Extracted data entries:
---*---

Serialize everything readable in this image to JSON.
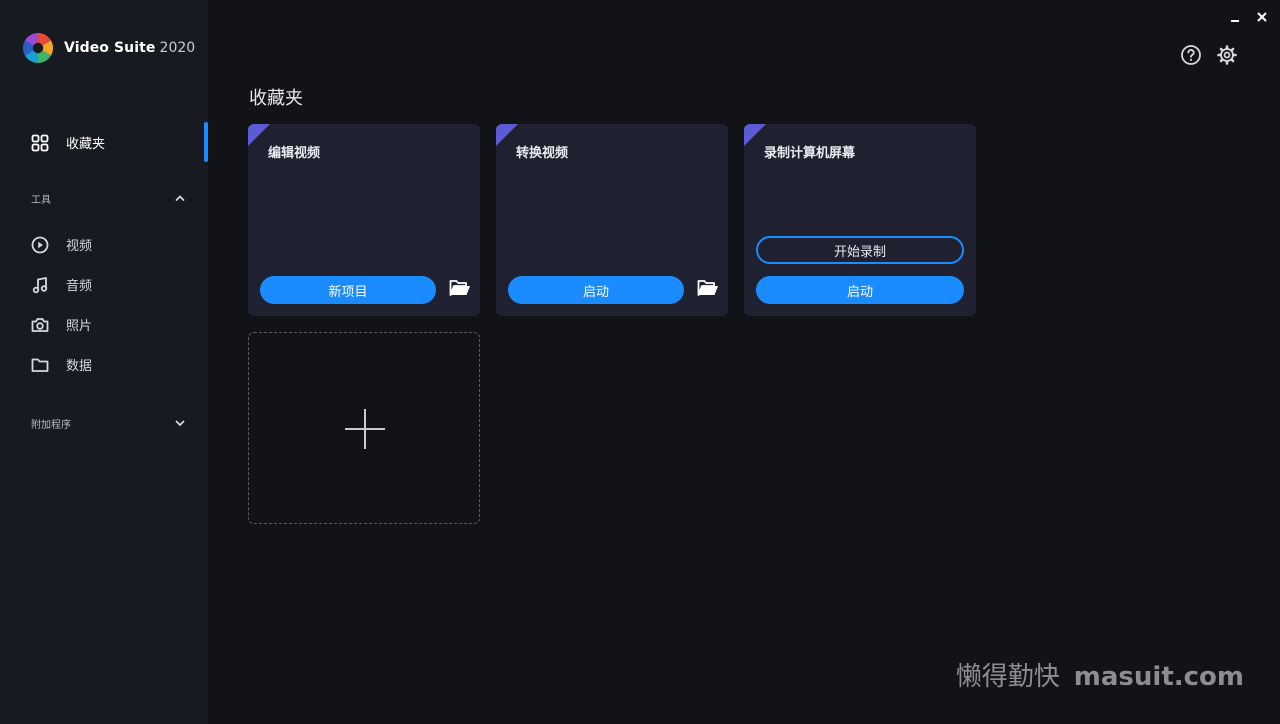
{
  "app": {
    "name": "Video Suite",
    "version": "2020"
  },
  "sidebar": {
    "favorites_label": "收藏夹",
    "tools_section": "工具",
    "tools": [
      {
        "label": "视频",
        "icon": "play-circle-icon"
      },
      {
        "label": "音频",
        "icon": "music-note-icon"
      },
      {
        "label": "照片",
        "icon": "camera-icon"
      },
      {
        "label": "数据",
        "icon": "folder-icon"
      }
    ],
    "addons_section": "附加程序"
  },
  "main": {
    "title": "收藏夹",
    "cards": [
      {
        "title": "编辑视频",
        "primary_label": "新项目"
      },
      {
        "title": "转换视频",
        "primary_label": "启动"
      },
      {
        "title": "录制计算机屏幕",
        "secondary_label": "开始录制",
        "primary_label": "启动"
      }
    ]
  },
  "watermark": {
    "cn": "懒得勤快",
    "url": "masuit.com"
  },
  "colors": {
    "accent": "#1a8cff",
    "background": "#121317",
    "sidebar": "#181a21",
    "card": "#1f2130",
    "corner": "#5b5bd6"
  }
}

---*---

_WORK TO COMPLETE_. Using the listing above, pick out each line that contains the word "title", then copy it.

_RESPONSE TO THIS TASK_.
    "title": "收藏夹",
        "title": "编辑视频",
        "title": "转换视频",
        "title": "录制计算机屏幕",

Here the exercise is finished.